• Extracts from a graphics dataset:
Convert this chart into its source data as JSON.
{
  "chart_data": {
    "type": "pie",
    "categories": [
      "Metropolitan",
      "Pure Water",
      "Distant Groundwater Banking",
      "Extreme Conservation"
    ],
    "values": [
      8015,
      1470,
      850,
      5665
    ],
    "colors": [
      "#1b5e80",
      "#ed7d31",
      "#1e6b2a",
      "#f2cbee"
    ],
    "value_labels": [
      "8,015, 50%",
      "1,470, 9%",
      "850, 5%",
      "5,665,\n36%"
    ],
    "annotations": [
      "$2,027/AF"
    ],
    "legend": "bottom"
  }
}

• Task directions:
Write out the entries in full, exactly as given.

• Result of this task:
Convert this chart into its source data as JSON.
{
  "chart_data": {
    "type": "pie",
    "categories": [
      "Metropolitan",
      "Pure Water",
      "Distant Groundwater Banking",
      "Extreme Conservation"
    ],
    "values": [
      8015,
      1470,
      850,
      5665
    ],
    "colors": [
      "#1b5e80",
      "#ed7d31",
      "#1e6b2a",
      "#f2cbee"
    ],
    "value_labels": [
      "8,015, 50%",
      "1,470, 9%",
      "850, 5%",
      "5,665,\n36%"
    ],
    "annotations": [
      "$2,027/AF"
    ],
    "legend": "bottom"
  }
}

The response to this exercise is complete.